Exercise requirements ->
Copy the data below line for line, changing nothing.

Material supplied ->
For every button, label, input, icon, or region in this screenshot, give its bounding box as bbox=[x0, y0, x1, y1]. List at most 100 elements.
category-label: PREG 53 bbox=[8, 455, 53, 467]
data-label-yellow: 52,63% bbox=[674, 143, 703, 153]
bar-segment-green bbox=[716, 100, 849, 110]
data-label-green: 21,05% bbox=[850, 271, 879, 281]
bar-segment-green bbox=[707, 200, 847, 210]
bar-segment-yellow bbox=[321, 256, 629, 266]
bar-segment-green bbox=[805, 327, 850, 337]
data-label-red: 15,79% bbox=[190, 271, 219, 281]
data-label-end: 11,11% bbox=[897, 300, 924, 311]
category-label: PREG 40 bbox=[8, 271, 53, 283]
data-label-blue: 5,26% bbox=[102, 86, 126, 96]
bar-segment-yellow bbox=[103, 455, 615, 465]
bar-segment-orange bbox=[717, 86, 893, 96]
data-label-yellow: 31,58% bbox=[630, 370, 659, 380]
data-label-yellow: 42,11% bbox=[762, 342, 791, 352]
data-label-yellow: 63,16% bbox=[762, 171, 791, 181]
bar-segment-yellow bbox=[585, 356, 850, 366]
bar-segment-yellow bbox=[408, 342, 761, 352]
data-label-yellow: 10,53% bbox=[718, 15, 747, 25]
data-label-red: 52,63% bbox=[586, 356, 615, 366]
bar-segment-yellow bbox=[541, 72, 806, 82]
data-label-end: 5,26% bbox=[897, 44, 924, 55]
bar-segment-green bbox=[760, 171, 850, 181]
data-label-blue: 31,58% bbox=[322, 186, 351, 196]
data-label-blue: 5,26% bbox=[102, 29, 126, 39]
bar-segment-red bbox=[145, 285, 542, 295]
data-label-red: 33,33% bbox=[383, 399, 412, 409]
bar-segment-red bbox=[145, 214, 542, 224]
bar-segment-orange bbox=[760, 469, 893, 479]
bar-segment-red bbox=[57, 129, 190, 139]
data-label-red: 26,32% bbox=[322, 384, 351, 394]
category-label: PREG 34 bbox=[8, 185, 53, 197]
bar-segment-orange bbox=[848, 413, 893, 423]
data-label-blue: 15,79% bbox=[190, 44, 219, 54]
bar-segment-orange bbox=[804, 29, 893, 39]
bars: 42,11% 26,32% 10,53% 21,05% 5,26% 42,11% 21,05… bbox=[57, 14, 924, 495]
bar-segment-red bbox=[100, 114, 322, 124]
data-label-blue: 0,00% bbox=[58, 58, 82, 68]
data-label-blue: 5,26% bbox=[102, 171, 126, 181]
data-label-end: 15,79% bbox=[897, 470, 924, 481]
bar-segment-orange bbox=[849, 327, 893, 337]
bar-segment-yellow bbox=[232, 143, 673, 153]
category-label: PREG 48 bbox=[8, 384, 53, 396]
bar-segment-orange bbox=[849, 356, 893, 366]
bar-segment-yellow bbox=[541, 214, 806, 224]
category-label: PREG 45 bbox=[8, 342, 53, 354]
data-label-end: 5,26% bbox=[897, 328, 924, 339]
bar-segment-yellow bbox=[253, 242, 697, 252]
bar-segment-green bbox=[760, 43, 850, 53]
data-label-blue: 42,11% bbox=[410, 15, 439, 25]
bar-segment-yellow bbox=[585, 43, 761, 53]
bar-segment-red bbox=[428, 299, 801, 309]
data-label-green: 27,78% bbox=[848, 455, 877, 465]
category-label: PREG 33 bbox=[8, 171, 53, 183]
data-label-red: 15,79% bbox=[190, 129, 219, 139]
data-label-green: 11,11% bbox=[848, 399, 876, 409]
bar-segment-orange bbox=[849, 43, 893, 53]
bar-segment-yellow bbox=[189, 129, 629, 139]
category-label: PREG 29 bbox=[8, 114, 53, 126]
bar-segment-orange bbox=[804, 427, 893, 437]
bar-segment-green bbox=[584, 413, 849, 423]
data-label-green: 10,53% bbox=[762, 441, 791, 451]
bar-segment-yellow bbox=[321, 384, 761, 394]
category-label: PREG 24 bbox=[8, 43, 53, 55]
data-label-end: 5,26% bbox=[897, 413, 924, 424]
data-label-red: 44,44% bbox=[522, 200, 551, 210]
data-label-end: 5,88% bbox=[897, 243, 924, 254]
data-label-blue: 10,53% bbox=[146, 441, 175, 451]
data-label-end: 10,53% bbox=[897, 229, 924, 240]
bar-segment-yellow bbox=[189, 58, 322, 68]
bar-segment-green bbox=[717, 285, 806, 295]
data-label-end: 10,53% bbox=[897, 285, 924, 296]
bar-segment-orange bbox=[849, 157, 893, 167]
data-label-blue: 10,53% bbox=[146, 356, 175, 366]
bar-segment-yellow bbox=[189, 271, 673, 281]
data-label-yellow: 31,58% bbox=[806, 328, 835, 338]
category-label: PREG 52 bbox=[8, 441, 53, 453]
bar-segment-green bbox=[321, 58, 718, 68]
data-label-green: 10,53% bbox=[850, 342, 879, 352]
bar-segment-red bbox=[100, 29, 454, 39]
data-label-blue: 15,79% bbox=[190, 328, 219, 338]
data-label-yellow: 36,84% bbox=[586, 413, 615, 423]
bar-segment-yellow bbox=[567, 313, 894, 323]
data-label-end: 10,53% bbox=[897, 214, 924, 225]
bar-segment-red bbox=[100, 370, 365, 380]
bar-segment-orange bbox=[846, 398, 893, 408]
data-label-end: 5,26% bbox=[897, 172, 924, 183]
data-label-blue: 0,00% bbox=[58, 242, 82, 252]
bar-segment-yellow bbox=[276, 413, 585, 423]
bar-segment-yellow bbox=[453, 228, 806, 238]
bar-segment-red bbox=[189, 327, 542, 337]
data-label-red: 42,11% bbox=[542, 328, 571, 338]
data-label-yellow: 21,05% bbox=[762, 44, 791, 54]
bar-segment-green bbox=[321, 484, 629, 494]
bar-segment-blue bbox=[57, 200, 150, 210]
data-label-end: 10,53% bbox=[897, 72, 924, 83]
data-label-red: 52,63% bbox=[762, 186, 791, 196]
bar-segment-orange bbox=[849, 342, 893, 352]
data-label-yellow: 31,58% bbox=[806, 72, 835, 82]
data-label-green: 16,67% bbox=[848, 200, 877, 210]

The completed task ->
For every button, label, input, icon, or region in this screenshot, give its bounding box as bbox=[x0, y0, x1, y1]. List at most 100 elements.
category-label: PREG 53 bbox=[8, 455, 53, 467]
data-label-yellow: 52,63% bbox=[674, 143, 703, 153]
bar-segment-green bbox=[716, 100, 849, 110]
data-label-green: 21,05% bbox=[850, 271, 879, 281]
bar-segment-green bbox=[707, 200, 847, 210]
bar-segment-yellow bbox=[321, 256, 629, 266]
bar-segment-green bbox=[805, 327, 850, 337]
data-label-red: 15,79% bbox=[190, 271, 219, 281]
data-label-end: 11,11% bbox=[897, 300, 924, 311]
category-label: PREG 40 bbox=[8, 271, 53, 283]
data-label-blue: 5,26% bbox=[102, 86, 126, 96]
bar-segment-yellow bbox=[103, 455, 615, 465]
bar-segment-orange bbox=[717, 86, 893, 96]
data-label-yellow: 31,58% bbox=[630, 370, 659, 380]
data-label-yellow: 42,11% bbox=[762, 342, 791, 352]
data-label-yellow: 63,16% bbox=[762, 171, 791, 181]
bar-segment-yellow bbox=[585, 356, 850, 366]
bar-segment-yellow bbox=[408, 342, 761, 352]
data-label-yellow: 10,53% bbox=[718, 15, 747, 25]
data-label-red: 52,63% bbox=[586, 356, 615, 366]
bar-segment-yellow bbox=[541, 72, 806, 82]
data-label-end: 5,26% bbox=[897, 44, 924, 55]
bar-segment-green bbox=[760, 171, 850, 181]
data-label-blue: 31,58% bbox=[322, 186, 351, 196]
data-label-blue: 5,26% bbox=[102, 29, 126, 39]
bar-segment-red bbox=[145, 285, 542, 295]
data-label-red: 33,33% bbox=[383, 399, 412, 409]
bar-segment-red bbox=[145, 214, 542, 224]
bar-segment-orange bbox=[760, 469, 893, 479]
bar-segment-red bbox=[57, 129, 190, 139]
data-label-red: 26,32% bbox=[322, 384, 351, 394]
category-label: PREG 34 bbox=[8, 185, 53, 197]
bar-segment-orange bbox=[848, 413, 893, 423]
data-label-blue: 15,79% bbox=[190, 44, 219, 54]
bar-segment-orange bbox=[804, 29, 893, 39]
bars: 42,11% 26,32% 10,53% 21,05% 5,26% 42,11% 21,05… bbox=[57, 14, 924, 495]
bar-segment-red bbox=[100, 114, 322, 124]
data-label-blue: 0,00% bbox=[58, 58, 82, 68]
data-label-blue: 5,26% bbox=[102, 171, 126, 181]
data-label-end: 15,79% bbox=[897, 470, 924, 481]
bar-segment-orange bbox=[849, 327, 893, 337]
bar-segment-yellow bbox=[232, 143, 673, 153]
category-label: PREG 48 bbox=[8, 384, 53, 396]
bar-segment-orange bbox=[849, 356, 893, 366]
bar-segment-yellow bbox=[541, 214, 806, 224]
category-label: PREG 45 bbox=[8, 342, 53, 354]
data-label-end: 5,26% bbox=[897, 328, 924, 339]
bar-segment-yellow bbox=[253, 242, 697, 252]
bar-segment-green bbox=[760, 43, 850, 53]
data-label-blue: 42,11% bbox=[410, 15, 439, 25]
bar-segment-yellow bbox=[585, 43, 761, 53]
bar-segment-red bbox=[428, 299, 801, 309]
data-label-green: 27,78% bbox=[848, 455, 877, 465]
category-label: PREG 33 bbox=[8, 171, 53, 183]
data-label-red: 15,79% bbox=[190, 129, 219, 139]
data-label-green: 11,11% bbox=[848, 399, 876, 409]
bar-segment-orange bbox=[849, 43, 893, 53]
bar-segment-yellow bbox=[189, 129, 629, 139]
category-label: PREG 29 bbox=[8, 114, 53, 126]
bar-segment-orange bbox=[804, 427, 893, 437]
bar-segment-green bbox=[584, 413, 849, 423]
data-label-green: 10,53% bbox=[762, 441, 791, 451]
bar-segment-yellow bbox=[321, 384, 761, 394]
category-label: PREG 24 bbox=[8, 43, 53, 55]
data-label-end: 5,26% bbox=[897, 413, 924, 424]
data-label-red: 44,44% bbox=[522, 200, 551, 210]
data-label-end: 5,88% bbox=[897, 243, 924, 254]
data-label-blue: 10,53% bbox=[146, 441, 175, 451]
data-label-end: 10,53% bbox=[897, 229, 924, 240]
bar-segment-yellow bbox=[189, 58, 322, 68]
bar-segment-green bbox=[717, 285, 806, 295]
data-label-end: 10,53% bbox=[897, 285, 924, 296]
bar-segment-orange bbox=[849, 157, 893, 167]
data-label-blue: 10,53% bbox=[146, 356, 175, 366]
bar-segment-yellow bbox=[189, 271, 673, 281]
data-label-yellow: 31,58% bbox=[806, 328, 835, 338]
category-label: PREG 52 bbox=[8, 441, 53, 453]
bar-segment-green bbox=[321, 58, 718, 68]
data-label-green: 10,53% bbox=[850, 342, 879, 352]
bar-segment-red bbox=[100, 29, 454, 39]
data-label-blue: 15,79% bbox=[190, 328, 219, 338]
data-label-yellow: 36,84% bbox=[586, 413, 615, 423]
bar-segment-yellow bbox=[567, 313, 894, 323]
data-label-end: 10,53% bbox=[897, 214, 924, 225]
bar-segment-red bbox=[100, 370, 365, 380]
bar-segment-orange bbox=[846, 398, 893, 408]
data-label-end: 5,26% bbox=[897, 172, 924, 183]
data-label-blue: 0,00% bbox=[58, 242, 82, 252]
bar-segment-yellow bbox=[276, 413, 585, 423]
bar-segment-yellow bbox=[453, 228, 806, 238]
bar-segment-red bbox=[189, 327, 542, 337]
data-label-red: 42,11% bbox=[542, 328, 571, 338]
data-label-yellow: 21,05% bbox=[762, 44, 791, 54]
bar-segment-green bbox=[321, 484, 629, 494]
bar-segment-blue bbox=[57, 200, 150, 210]
data-label-end: 10,53% bbox=[897, 72, 924, 83]
data-label-red: 52,63% bbox=[762, 186, 791, 196]
bar-segment-orange bbox=[849, 342, 893, 352]
data-label-yellow: 31,58% bbox=[806, 72, 835, 82]
data-label-green: 16,67% bbox=[848, 200, 877, 210]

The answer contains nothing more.